[Stored records]
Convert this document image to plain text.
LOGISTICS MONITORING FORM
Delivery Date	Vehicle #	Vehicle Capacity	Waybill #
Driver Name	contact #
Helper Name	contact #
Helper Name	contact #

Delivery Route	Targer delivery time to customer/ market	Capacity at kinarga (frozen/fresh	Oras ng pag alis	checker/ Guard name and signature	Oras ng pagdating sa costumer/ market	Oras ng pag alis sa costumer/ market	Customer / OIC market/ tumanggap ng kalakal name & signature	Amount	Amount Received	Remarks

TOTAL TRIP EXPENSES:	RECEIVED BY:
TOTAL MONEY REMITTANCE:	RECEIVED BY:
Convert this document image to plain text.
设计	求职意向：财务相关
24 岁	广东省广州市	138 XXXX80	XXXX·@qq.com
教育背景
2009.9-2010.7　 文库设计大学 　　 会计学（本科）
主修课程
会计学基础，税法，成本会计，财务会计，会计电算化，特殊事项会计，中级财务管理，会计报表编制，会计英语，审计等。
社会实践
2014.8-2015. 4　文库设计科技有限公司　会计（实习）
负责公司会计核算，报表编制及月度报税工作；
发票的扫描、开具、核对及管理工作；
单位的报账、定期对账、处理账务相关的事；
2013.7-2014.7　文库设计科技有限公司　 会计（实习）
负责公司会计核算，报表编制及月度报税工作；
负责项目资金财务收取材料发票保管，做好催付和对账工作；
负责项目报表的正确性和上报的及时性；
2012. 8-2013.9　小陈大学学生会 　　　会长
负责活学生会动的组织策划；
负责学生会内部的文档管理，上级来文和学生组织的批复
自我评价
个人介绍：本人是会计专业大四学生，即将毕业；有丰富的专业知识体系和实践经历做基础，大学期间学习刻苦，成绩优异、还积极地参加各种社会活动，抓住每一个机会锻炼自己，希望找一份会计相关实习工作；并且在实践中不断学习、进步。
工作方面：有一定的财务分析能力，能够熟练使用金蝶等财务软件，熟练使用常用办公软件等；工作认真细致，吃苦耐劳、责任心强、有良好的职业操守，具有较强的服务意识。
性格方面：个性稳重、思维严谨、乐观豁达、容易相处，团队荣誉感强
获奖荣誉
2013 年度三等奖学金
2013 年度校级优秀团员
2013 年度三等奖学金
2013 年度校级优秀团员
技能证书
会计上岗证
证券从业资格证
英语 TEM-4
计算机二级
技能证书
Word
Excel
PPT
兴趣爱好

**WHAT IS REQUIRED:** Write down every line of the data exactly as it appears above.

**COMPLETE ANSWER:**
Convert this document image to plain text.
LOGISTICS MONITORING FORM
Delivery Date	Vehicle #	Vehicle Capacity	Waybill #
Driver Name	contact #
Helper Name	contact #
Helper Name	contact #

Delivery Route	Targer delivery time to customer/ market	Capacity at kinarga (frozen/fresh	Oras ng pag alis	checker/ Guard name and signature	Oras ng pagdating sa costumer/ market	Oras ng pag alis sa costumer/ market	Customer / OIC market/ tumanggap ng kalakal name & signature	Amount	Amount Received	Remarks

TOTAL TRIP EXPENSES:	RECEIVED BY:
TOTAL MONEY REMITTANCE:	RECEIVED BY:
Convert this document image to plain text.
设计	求职意向：财务相关
24 岁	广东省广州市	138 XXXX80	XXXX·@qq.com
教育背景
2009.9-2010.7　 文库设计大学 　　 会计学（本科）
主修课程
会计学基础，税法，成本会计，财务会计，会计电算化，特殊事项会计，中级财务管理，会计报表编制，会计英语，审计等。
社会实践
2014.8-2015. 4　文库设计科技有限公司　会计（实习）
负责公司会计核算，报表编制及月度报税工作；
发票的扫描、开具、核对及管理工作；
单位的报账、定期对账、处理账务相关的事；
2013.7-2014.7　文库设计科技有限公司　 会计（实习）
负责公司会计核算，报表编制及月度报税工作；
负责项目资金财务收取材料发票保管，做好催付和对账工作；
负责项目报表的正确性和上报的及时性；
2012. 8-2013.9　小陈大学学生会 　　　会长
负责活学生会动的组织策划；
负责学生会内部的文档管理，上级来文和学生组织的批复
自我评价
个人介绍：本人是会计专业大四学生，即将毕业；有丰富的专业知识体系和实践经历做基础，大学期间学习刻苦，成绩优异、还积极地参加各种社会活动，抓住每一个机会锻炼自己，希望找一份会计相关实习工作；并且在实践中不断学习、进步。
工作方面：有一定的财务分析能力，能够熟练使用金蝶等财务软件，熟练使用常用办公软件等；工作认真细致，吃苦耐劳、责任心强、有良好的职业操守，具有较强的服务意识。
性格方面：个性稳重、思维严谨、乐观豁达、容易相处，团队荣誉感强
获奖荣誉
2013 年度三等奖学金
2013 年度校级优秀团员
2013 年度三等奖学金
2013 年度校级优秀团员
技能证书
会计上岗证
证券从业资格证
英语 TEM-4
计算机二级
技能证书
Word
Excel
PPT
兴趣爱好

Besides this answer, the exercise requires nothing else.